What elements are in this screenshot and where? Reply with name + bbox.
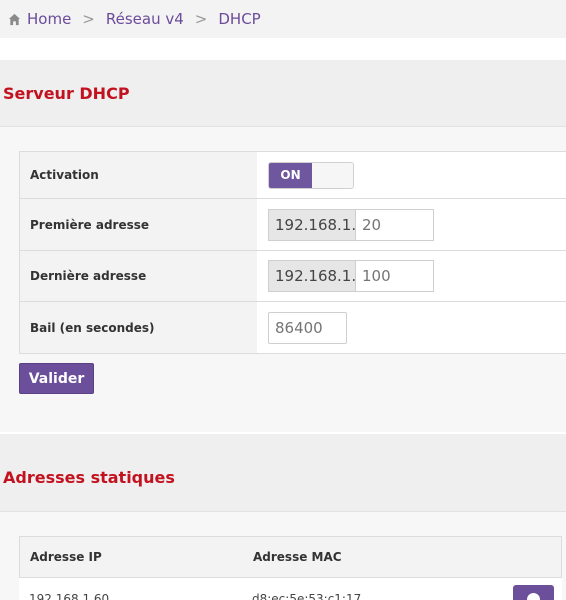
last-address-row: Dernière adresse 192.168.1. <box>19 251 566 302</box>
static-addresses-header: Adresses statiques <box>0 434 566 511</box>
static-table-header: Adresse IP Adresse MAC <box>19 536 562 578</box>
last-address-prefix: 192.168.1. <box>268 260 356 292</box>
column-mac: Adresse MAC <box>253 550 342 564</box>
activation-toggle[interactable]: ON <box>268 161 354 189</box>
first-address-group: 192.168.1. <box>268 208 434 241</box>
lease-row: Bail (en secondes) <box>19 302 566 354</box>
breadcrumb-home-link[interactable]: Home <box>27 10 71 28</box>
row-action-button[interactable] <box>513 585 554 600</box>
lease-input[interactable] <box>268 311 347 344</box>
first-address-input[interactable] <box>356 208 434 241</box>
lease-label: Bail (en secondes) <box>19 302 257 353</box>
dhcp-server-header: Serveur DHCP <box>0 60 566 126</box>
first-address-prefix: 192.168.1. <box>268 208 356 241</box>
toggle-off-handle <box>312 162 353 188</box>
first-address-label: Première adresse <box>19 199 257 250</box>
home-icon <box>8 13 21 25</box>
last-address-input[interactable] <box>356 260 434 292</box>
row-mac: d8:ec:5e:53:c1:17 <box>252 592 362 600</box>
toggle-on-state: ON <box>269 162 312 188</box>
dhcp-form-table: Activation ON Première adresse 192.168.1… <box>19 151 566 354</box>
row-ip: 192.168.1.60 <box>29 592 110 600</box>
breadcrumb: Home > Réseau v4 > DHCP <box>0 0 566 38</box>
breadcrumb-dhcp-link[interactable]: DHCP <box>218 10 260 28</box>
activation-label: Activation <box>19 152 257 198</box>
first-address-row: Première adresse 192.168.1. <box>19 199 566 251</box>
breadcrumb-network-link[interactable]: Réseau v4 <box>106 10 184 28</box>
validate-button[interactable]: Valider <box>19 363 94 394</box>
activation-row: Activation ON <box>19 152 566 199</box>
static-addresses-title: Adresses statiques <box>3 468 175 487</box>
breadcrumb-separator: > <box>194 10 208 28</box>
last-address-label: Dernière adresse <box>19 251 257 301</box>
column-ip: Adresse IP <box>30 550 102 564</box>
table-row: 192.168.1.60 d8:ec:5e:53:c1:17 <box>19 578 562 600</box>
breadcrumb-separator: > <box>82 10 95 28</box>
dhcp-server-title: Serveur DHCP <box>3 84 130 103</box>
circle-icon <box>527 593 540 600</box>
last-address-group: 192.168.1. <box>268 260 434 292</box>
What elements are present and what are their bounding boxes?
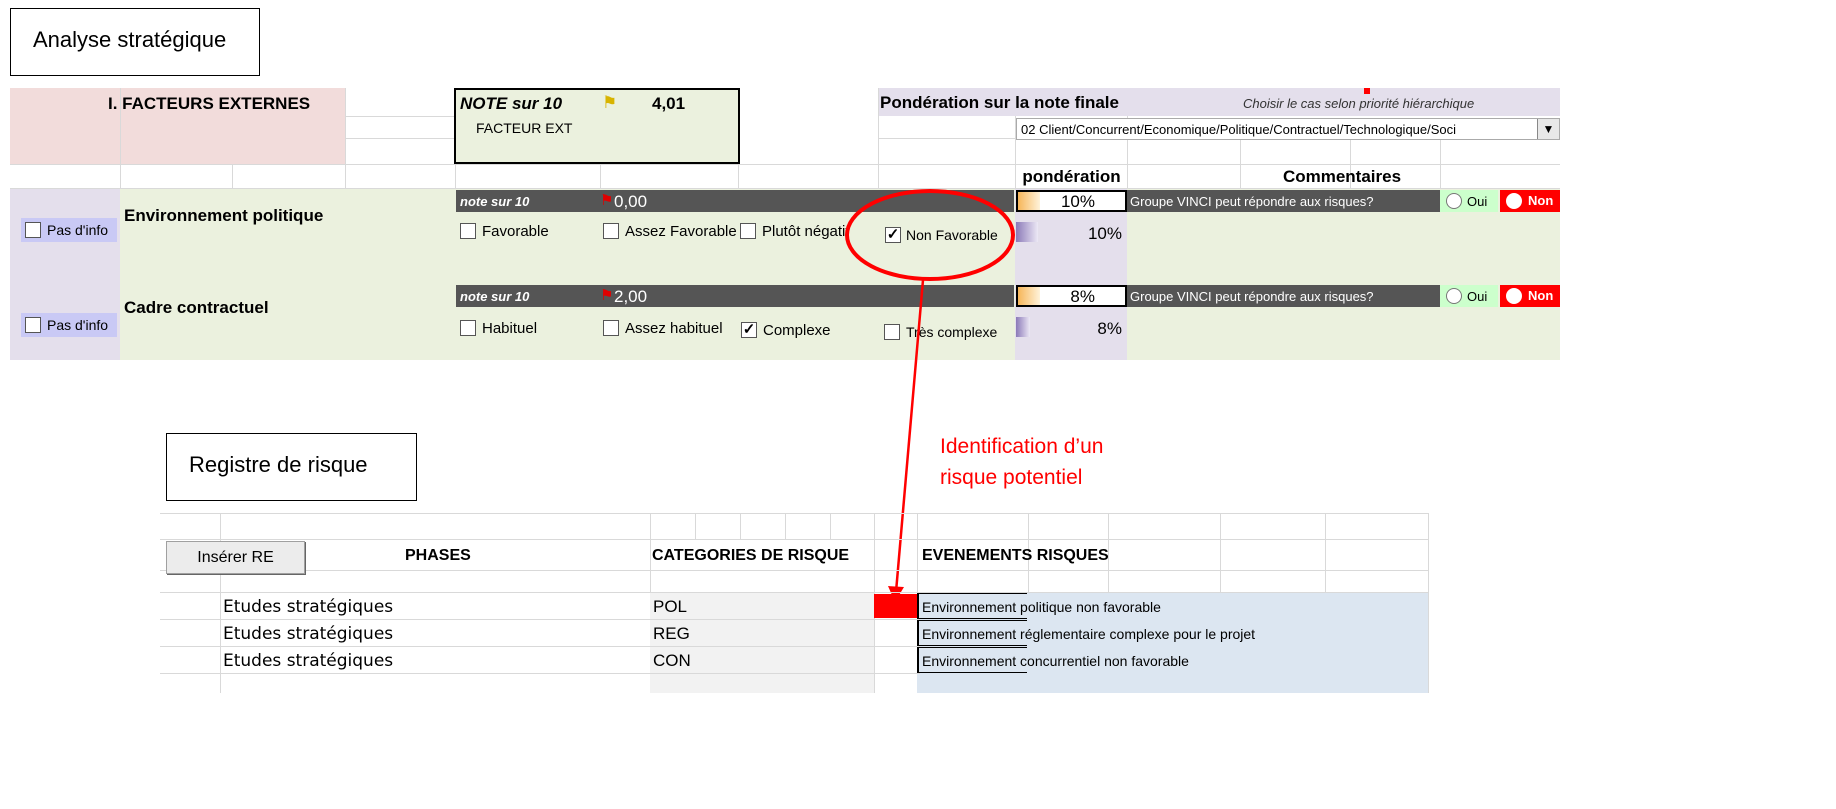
- col-phases: PHASES: [405, 547, 471, 564]
- phase-cell: Etudes stratégiques: [223, 597, 394, 617]
- event-cell: Environnement concurrentiel non favorabl…: [922, 653, 1189, 669]
- phase-cell: Etudes stratégiques: [223, 651, 394, 671]
- annotation-text: Identification d’un risque potentiel: [940, 431, 1103, 493]
- register-title: Registre de risque: [189, 452, 368, 477]
- col-events: EVENEMENTS RISQUES: [922, 547, 1109, 564]
- annotation-line-1: Identification d’un: [940, 435, 1104, 458]
- event-cell: Environnement réglementaire complexe pou…: [922, 626, 1256, 642]
- category-cell: REG: [653, 624, 690, 643]
- phase-cell: Etudes stratégiques: [223, 624, 394, 644]
- event-cell: Environnement politique non favorable: [922, 599, 1161, 615]
- col-categories: CATEGORIES DE RISQUE: [652, 547, 850, 564]
- highlight-ellipse: [845, 189, 1015, 281]
- category-cell: POL: [653, 597, 688, 616]
- insert-re-label: Insérer RE: [197, 549, 274, 566]
- category-cell: CON: [653, 651, 691, 670]
- insert-re-button[interactable]: Insérer RE: [166, 541, 305, 574]
- register-title-box: Registre de risque: [166, 433, 417, 501]
- risk-register-sheet: Insérer RE PHASES CATEGORIES DE RISQUE E…: [160, 513, 1429, 693]
- risk-flag-cell: [874, 594, 917, 618]
- annotation-line-2: risque potentiel: [940, 466, 1083, 489]
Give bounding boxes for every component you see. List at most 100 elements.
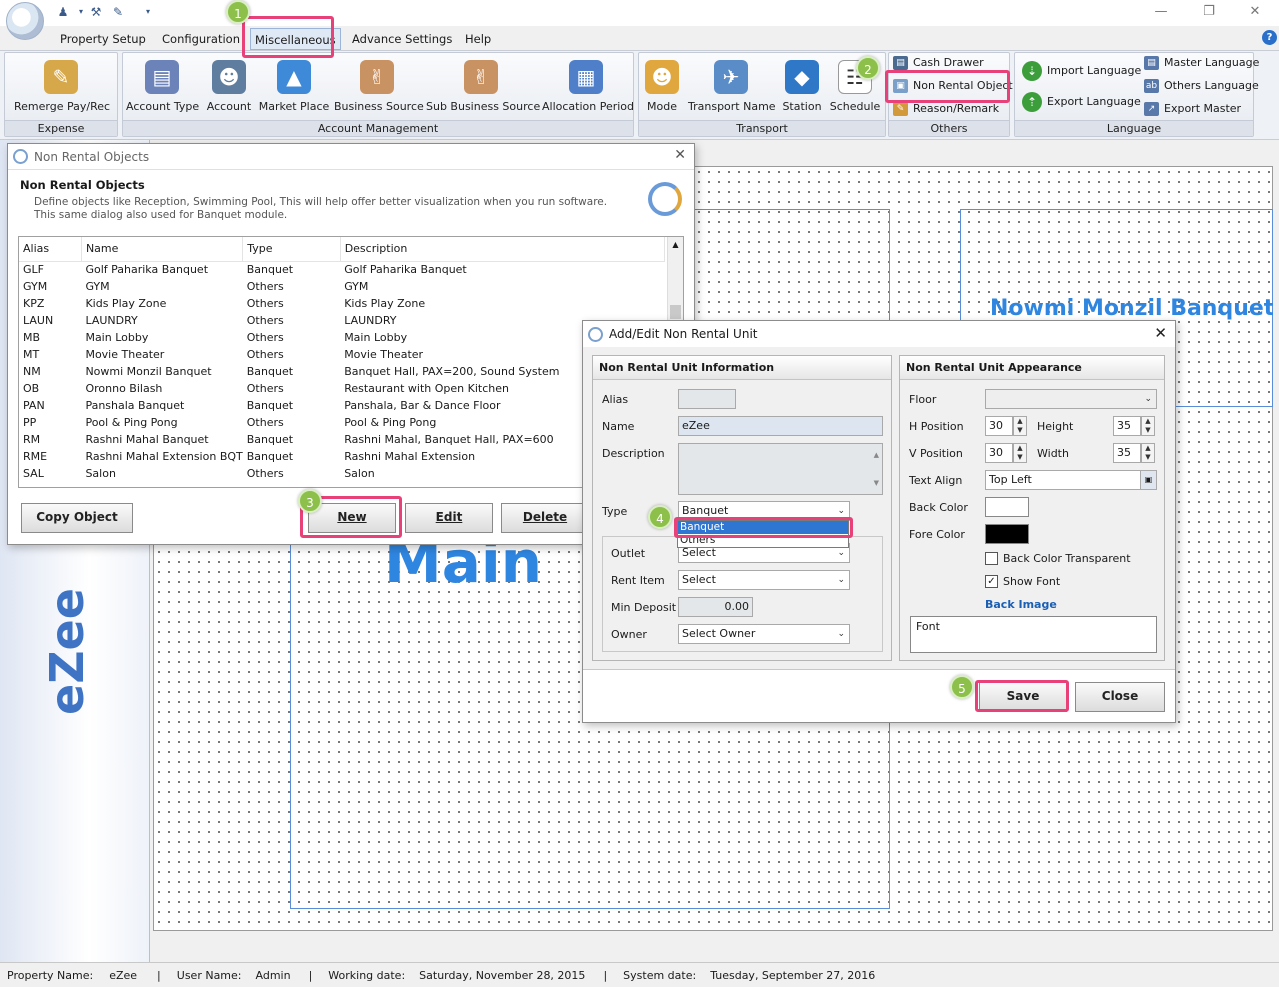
market-place-button[interactable]: ▲ Market Place [258,60,330,113]
h-position-stepper[interactable]: ▲ ▼ [1013,416,1027,436]
table-row[interactable]: RM Rashni Mahal Banquet Banquet Rashni Maha… [19,431,665,448]
scroll-up-icon[interactable]: ▲ [874,446,879,464]
button-label: Station [782,100,822,113]
back-color-swatch[interactable] [985,497,1029,517]
cash-drawer-icon: ▤ [893,56,908,70]
business-source-button[interactable]: ✌ Business Source [334,60,424,113]
dialog-description: Define objects like Reception, Swimming … [34,196,608,221]
min-deposit-field[interactable]: 0.00 [678,597,753,617]
close-window-button[interactable]: ✕ [1240,3,1270,21]
rent-item-select[interactable]: Select ⌄ [678,570,850,590]
group-label: Others [889,120,1009,136]
font-preview-box[interactable]: Font [910,616,1157,653]
dropdown-arrow-icon[interactable]: ▾ [73,4,89,20]
account-button[interactable]: ☻ Account [204,60,254,113]
column-header[interactable]: Description [340,237,666,262]
text-align-field[interactable]: Top Left ▣ [985,470,1157,490]
mode-button[interactable]: ☻ Mode [642,60,682,113]
table-row[interactable]: GLF Golf Paharika Banquet Banquet Golf Paha… [19,261,665,278]
width-stepper[interactable]: ▲ ▼ [1141,443,1155,463]
delete-button[interactable]: Delete [501,503,589,533]
button-label: Reason/Remark [913,102,1000,115]
align-picker-icon[interactable]: ▣ [1140,471,1156,489]
edit-button[interactable]: Edit [405,503,493,533]
table-row[interactable]: GYM GYM Others GYM [19,278,665,295]
menu-help[interactable]: Help [461,28,495,50]
highlight-save [975,680,1069,712]
minimize-button[interactable]: — [1146,3,1176,21]
menu-advance-settings[interactable]: Advance Settings [348,28,456,50]
table-row[interactable]: NM Nowmi Monzil Banquet Banquet Banquet Hal… [19,363,665,380]
help-icon[interactable]: ? [1262,30,1277,45]
table-row[interactable]: RME Rashni Mahal Extension BQT Banquet Rash… [19,448,665,465]
scroll-up-icon[interactable]: ▲ [668,240,683,249]
menu-configuration[interactable]: Configuration [158,28,244,50]
zone-title-banquet: Nowmi Monzil Banquet [990,296,1273,321]
column-header[interactable]: Alias [19,237,82,262]
ezee-logo-icon[interactable] [6,2,44,40]
station-button[interactable]: ◆ Station [780,60,824,113]
others-language-button[interactable]: ab Others Language [1142,76,1259,96]
table-row[interactable]: SAL Salon Others Salon [19,465,665,482]
table-row[interactable]: MB Main Lobby Others Main Lobby [19,329,665,346]
column-header[interactable]: Name [81,237,244,262]
menu-property-setup[interactable]: Property Setup [56,28,150,50]
owner-select[interactable]: Select Owner ⌄ [678,624,850,644]
table-row[interactable]: LAUN LAUNDRY Others LAUNDRY [19,312,665,329]
floor-select[interactable]: ⌄ [985,389,1157,409]
customize-toolbar-icon[interactable]: ▾ [140,4,156,20]
button-label: Master Language [1164,56,1260,69]
v-position-stepper[interactable]: ▲ ▼ [1013,443,1027,463]
alias-field[interactable] [678,389,736,409]
show-font-checkbox[interactable]: ✓ Show Font [985,575,1060,588]
export-language-button[interactable]: ⇡ Export Language [1020,92,1141,112]
table-row[interactable]: KPZ Kids Play Zone Others Kids Play Zone [19,295,665,312]
table-cell: Banquet [246,399,294,412]
close-icon[interactable]: ✕ [1154,324,1167,342]
account-type-button[interactable]: ▤ Account Type [126,60,199,113]
tools-icon[interactable]: ⚒ [88,4,104,20]
table-cell: Panshala Banquet [85,399,185,412]
close-button[interactable]: Close [1075,682,1165,712]
master-language-button[interactable]: ▤ Master Language [1142,53,1259,73]
description-field[interactable]: ▲ ▼ [678,443,883,495]
scroll-thumb[interactable] [670,305,681,319]
appearance-panel: Non Rental Unit Appearance Floor ⌄ H Pos… [899,355,1165,661]
table-row[interactable]: PP Pool & Ping Pong Others Pool & Ping Pong [19,414,665,431]
spellcheck-icon[interactable]: ✎ [110,4,126,20]
column-header[interactable]: Type [242,237,341,262]
highlight-non-rental-object [885,70,1010,103]
table-cell: MT [23,348,40,361]
fore-color-swatch[interactable] [985,524,1029,544]
market-place-icon: ▲ [277,60,311,94]
v-position-field[interactable]: 30 [985,443,1013,463]
restore-button[interactable]: ❐ [1194,3,1224,21]
scroll-down-icon[interactable]: ▼ [874,474,879,492]
back-color-transparent-checkbox[interactable]: Back Color Transparent [985,552,1131,565]
table-cell: Pool & Ping Pong [85,416,178,429]
back-image-link[interactable]: Back Image [985,598,1057,611]
name-field[interactable]: eZee [678,416,883,436]
highlight-type-option [674,517,853,538]
remerge-pay-rec-button[interactable]: ✎ Remerge Pay/Rec [14,60,110,113]
table-row[interactable]: PAN Panshala Banquet Banquet Panshala, Bar … [19,397,665,414]
table-row[interactable]: OB Oronno Bilash Others Restaurant with Ope… [19,380,665,397]
user-icon[interactable]: ♟ [55,4,71,20]
height-field[interactable]: 35 [1113,416,1141,436]
export-master-button[interactable]: ↗ Export Master [1142,99,1241,119]
h-position-field[interactable]: 30 [985,416,1013,436]
copy-object-button[interactable]: Copy Object [21,503,133,533]
table-row[interactable]: MT Movie Theater Others Movie Theater [19,346,665,363]
status-user: Admin [255,968,291,982]
transport-name-button[interactable]: ✈ Transport Name [688,60,776,113]
step-badge-5: 5 [950,675,974,699]
allocation-period-button[interactable]: ▦ Allocation Period [542,60,634,113]
close-icon[interactable]: ✕ [674,147,686,163]
sub-business-source-button[interactable]: ✌ Sub Business Source [426,60,540,113]
import-language-button[interactable]: ⇣ Import Language [1020,61,1141,81]
checkbox-label: Show Font [1003,575,1061,588]
width-field[interactable]: 35 [1113,443,1141,463]
dialog-titlebar: Add/Edit Non Rental Unit ✕ [583,321,1175,347]
checkbox-label: Back Color Transparent [1003,552,1131,565]
height-stepper[interactable]: ▲ ▼ [1141,416,1155,436]
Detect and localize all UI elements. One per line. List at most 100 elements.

◆ **TASK**: Copy the lines from the one holding "- col-phases: PHASES: [405, 547, 471, 564]" through the one holding "- category-cell: POL: [653, 597, 688, 616]", inclusive, unchanged.

◆ **REPLY TO THE TASK**:
- col-phases: PHASES: [405, 547, 471, 564]
- phase-cell: Etudes stratégiques: [223, 597, 394, 617]
- event-cell: Environnement concurrentiel non favorabl…: [922, 653, 1189, 669]
- phase-cell: Etudes stratégiques: [223, 651, 394, 671]
- annotation-text: Identification d’un risque potentiel: [940, 431, 1103, 493]
- register-title: Registre de risque: [189, 452, 368, 477]
- col-events: EVENEMENTS RISQUES: [922, 547, 1109, 564]
- annotation-line-1: Identification d’un: [940, 435, 1104, 458]
- event-cell: Environnement réglementaire complexe pou…: [922, 626, 1256, 642]
- category-cell: REG: [653, 624, 690, 643]
- phase-cell: Etudes stratégiques: [223, 624, 394, 644]
- event-cell: Environnement politique non favorable: [922, 599, 1161, 615]
- col-categories: CATEGORIES DE RISQUE: [652, 547, 850, 564]
- highlight-ellipse: [845, 189, 1015, 281]
- category-cell: POL: [653, 597, 688, 616]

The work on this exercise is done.